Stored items
···

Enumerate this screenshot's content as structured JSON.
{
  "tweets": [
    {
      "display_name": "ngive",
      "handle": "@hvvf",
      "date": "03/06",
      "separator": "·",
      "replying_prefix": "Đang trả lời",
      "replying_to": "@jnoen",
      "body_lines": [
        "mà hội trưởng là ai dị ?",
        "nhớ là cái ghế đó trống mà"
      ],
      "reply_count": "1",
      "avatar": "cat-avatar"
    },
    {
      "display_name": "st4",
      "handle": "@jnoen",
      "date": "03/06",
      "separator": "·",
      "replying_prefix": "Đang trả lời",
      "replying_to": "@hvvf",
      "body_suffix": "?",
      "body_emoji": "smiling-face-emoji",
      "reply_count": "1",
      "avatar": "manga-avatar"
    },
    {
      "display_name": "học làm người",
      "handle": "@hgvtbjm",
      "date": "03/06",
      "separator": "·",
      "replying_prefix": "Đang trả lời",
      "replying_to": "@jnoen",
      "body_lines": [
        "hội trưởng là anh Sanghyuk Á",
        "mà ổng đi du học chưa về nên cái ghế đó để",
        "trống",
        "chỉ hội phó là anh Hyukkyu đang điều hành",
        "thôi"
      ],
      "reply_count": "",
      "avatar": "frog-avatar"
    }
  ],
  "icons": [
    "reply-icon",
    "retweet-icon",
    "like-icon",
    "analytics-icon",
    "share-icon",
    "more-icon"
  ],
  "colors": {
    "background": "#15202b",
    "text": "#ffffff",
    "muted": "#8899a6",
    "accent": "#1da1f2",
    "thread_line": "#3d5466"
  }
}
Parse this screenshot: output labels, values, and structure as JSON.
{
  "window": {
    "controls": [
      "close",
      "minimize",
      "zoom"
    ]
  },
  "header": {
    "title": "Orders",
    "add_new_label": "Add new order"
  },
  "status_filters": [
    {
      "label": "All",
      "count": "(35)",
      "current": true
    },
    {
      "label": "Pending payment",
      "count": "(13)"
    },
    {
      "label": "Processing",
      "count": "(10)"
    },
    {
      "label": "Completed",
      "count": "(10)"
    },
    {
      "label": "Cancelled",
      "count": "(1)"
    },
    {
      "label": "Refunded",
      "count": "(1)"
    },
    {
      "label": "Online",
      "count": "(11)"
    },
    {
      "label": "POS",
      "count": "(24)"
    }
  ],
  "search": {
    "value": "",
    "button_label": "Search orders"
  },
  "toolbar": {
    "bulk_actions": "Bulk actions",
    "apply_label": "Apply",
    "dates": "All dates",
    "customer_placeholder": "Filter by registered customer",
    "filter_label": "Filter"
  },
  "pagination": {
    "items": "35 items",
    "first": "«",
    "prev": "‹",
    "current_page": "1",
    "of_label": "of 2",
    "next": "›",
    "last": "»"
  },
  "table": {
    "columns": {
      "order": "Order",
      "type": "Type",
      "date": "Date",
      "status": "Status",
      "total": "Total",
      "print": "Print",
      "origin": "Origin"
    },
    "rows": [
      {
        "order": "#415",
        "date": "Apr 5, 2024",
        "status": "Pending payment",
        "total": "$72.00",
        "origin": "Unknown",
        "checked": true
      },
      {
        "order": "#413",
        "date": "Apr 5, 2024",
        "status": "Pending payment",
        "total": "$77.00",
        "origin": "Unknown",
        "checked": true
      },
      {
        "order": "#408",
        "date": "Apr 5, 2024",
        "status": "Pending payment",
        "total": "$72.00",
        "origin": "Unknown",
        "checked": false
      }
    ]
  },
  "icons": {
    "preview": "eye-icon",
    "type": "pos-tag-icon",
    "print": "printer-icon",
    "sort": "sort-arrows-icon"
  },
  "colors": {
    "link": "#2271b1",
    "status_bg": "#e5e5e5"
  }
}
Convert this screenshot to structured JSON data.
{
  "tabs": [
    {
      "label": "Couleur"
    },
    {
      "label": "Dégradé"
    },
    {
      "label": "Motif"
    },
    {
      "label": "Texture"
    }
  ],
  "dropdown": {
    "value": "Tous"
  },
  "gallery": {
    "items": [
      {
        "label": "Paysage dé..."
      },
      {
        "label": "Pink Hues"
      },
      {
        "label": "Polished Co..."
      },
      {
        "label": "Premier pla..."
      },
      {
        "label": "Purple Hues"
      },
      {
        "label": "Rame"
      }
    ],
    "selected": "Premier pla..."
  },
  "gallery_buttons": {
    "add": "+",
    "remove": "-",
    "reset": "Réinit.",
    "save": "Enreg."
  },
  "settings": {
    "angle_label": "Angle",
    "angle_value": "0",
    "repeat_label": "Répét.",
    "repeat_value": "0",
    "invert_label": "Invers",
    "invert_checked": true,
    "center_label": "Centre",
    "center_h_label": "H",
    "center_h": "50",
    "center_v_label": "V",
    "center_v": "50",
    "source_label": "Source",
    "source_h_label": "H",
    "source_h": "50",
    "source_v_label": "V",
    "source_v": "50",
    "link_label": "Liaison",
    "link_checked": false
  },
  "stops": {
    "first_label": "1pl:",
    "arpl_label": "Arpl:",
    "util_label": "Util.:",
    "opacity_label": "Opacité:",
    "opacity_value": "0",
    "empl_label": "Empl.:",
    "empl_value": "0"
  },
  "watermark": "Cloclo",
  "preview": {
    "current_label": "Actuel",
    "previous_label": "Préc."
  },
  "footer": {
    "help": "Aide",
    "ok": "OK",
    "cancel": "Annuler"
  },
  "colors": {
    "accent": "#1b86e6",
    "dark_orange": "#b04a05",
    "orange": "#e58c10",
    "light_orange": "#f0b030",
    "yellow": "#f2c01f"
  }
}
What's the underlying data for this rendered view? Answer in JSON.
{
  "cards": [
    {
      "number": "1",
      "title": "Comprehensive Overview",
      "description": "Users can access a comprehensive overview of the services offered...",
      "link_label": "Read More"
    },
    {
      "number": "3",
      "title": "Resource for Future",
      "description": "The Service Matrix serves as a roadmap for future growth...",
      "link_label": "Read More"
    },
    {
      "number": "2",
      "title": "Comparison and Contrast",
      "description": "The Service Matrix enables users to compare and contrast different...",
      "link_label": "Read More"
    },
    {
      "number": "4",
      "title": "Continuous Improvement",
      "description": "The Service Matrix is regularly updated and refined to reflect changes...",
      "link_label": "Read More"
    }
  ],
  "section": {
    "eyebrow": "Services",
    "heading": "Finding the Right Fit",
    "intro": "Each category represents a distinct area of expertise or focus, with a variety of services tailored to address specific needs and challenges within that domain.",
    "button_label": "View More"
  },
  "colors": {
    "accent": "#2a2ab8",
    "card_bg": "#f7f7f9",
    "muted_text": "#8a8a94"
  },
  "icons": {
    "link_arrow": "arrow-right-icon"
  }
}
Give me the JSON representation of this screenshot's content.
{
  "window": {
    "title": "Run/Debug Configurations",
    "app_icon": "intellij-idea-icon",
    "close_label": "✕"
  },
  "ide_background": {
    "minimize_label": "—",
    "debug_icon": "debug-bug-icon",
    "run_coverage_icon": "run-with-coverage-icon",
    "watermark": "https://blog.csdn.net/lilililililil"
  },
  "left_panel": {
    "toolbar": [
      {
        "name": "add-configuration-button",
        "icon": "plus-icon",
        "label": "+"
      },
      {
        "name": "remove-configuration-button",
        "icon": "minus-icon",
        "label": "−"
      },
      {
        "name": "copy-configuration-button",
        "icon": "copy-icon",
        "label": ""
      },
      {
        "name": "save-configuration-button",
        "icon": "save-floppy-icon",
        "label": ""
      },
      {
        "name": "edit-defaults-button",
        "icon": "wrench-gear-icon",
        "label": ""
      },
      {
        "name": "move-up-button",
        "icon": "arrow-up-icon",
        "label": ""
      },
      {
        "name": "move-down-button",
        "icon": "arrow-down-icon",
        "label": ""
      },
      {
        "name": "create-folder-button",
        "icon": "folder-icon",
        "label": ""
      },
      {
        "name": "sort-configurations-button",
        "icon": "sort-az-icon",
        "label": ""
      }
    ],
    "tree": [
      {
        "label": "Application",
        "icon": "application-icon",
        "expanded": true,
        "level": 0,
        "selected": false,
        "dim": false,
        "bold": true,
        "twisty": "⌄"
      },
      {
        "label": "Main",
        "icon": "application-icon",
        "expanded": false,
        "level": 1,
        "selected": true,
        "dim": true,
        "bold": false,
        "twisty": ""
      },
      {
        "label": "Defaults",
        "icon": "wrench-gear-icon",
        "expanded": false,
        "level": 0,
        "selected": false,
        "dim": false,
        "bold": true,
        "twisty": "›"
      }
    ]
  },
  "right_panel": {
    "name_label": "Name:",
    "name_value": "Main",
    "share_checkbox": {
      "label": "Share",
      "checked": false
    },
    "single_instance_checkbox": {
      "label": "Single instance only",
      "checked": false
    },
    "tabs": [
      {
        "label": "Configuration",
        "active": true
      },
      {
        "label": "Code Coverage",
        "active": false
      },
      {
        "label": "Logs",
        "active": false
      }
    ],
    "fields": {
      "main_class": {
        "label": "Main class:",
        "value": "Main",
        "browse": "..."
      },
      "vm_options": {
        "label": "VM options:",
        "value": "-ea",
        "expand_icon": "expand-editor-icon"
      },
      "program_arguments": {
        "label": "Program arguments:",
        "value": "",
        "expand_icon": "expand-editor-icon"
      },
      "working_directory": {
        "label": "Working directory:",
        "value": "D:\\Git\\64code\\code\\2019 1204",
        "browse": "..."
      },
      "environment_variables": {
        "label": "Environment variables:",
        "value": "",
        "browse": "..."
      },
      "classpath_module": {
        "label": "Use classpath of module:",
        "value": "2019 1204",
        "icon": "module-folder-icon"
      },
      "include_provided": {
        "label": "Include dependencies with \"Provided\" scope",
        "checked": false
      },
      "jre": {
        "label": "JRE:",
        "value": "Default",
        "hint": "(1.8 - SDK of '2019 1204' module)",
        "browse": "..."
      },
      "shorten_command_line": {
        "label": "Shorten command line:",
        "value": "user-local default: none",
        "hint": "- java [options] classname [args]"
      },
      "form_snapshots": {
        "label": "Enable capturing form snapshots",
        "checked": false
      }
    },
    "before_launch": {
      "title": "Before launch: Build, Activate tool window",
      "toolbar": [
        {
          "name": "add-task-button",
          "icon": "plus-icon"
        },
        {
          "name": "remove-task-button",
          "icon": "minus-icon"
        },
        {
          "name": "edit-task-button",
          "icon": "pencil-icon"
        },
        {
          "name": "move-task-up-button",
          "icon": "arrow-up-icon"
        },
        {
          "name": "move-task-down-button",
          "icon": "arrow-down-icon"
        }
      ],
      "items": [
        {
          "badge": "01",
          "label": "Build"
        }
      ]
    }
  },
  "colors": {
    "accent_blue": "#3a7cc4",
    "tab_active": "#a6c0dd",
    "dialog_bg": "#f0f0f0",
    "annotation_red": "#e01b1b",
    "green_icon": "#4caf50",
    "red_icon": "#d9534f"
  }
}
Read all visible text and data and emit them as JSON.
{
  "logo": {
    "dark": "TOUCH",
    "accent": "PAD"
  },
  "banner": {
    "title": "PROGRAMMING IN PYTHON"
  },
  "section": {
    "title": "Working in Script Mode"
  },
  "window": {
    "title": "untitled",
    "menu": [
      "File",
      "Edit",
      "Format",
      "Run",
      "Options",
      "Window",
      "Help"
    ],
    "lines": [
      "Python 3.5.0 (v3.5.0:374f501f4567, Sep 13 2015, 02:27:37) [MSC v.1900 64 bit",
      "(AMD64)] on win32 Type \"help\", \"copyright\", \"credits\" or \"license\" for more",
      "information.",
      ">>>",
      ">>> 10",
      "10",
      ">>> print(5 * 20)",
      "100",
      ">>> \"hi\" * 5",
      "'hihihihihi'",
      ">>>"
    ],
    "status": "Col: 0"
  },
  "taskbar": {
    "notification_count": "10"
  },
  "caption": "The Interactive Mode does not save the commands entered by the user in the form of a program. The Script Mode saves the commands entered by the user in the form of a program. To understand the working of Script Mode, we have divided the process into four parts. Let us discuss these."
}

···

▸ TASK INSTRUCTIONS: Starting with the line that contains "Read all visible", write out each line through the end of the listing, exactly as it appears, and include nothing else.

▸ ANSWER TO THIS EXERCISE:
Read all visible text and data and emit them as JSON.
{
  "logo": {
    "dark": "TOUCH",
    "accent": "PAD"
  },
  "banner": {
    "title": "PROGRAMMING IN PYTHON"
  },
  "section": {
    "title": "Working in Script Mode"
  },
  "window": {
    "title": "untitled",
    "menu": [
      "File",
      "Edit",
      "Format",
      "Run",
      "Options",
      "Window",
      "Help"
    ],
    "lines": [
      "Python 3.5.0 (v3.5.0:374f501f4567, Sep 13 2015, 02:27:37) [MSC v.1900 64 bit",
      "(AMD64)] on win32 Type \"help\", \"copyright\", \"credits\" or \"license\" for more",
      "information.",
      ">>>",
      ">>> 10",
      "10",
      ">>> print(5 * 20)",
      "100",
      ">>> \"hi\" * 5",
      "'hihihihihi'",
      ">>>"
    ],
    "status": "Col: 0"
  },
  "taskbar": {
    "notification_count": "10"
  },
  "caption": "The Interactive Mode does not save the commands entered by the user in the form of a program. The Script Mode saves the commands entered by the user in the form of a program. To understand the working of Script Mode, we have divided the process into four parts. Let us discuss these."
}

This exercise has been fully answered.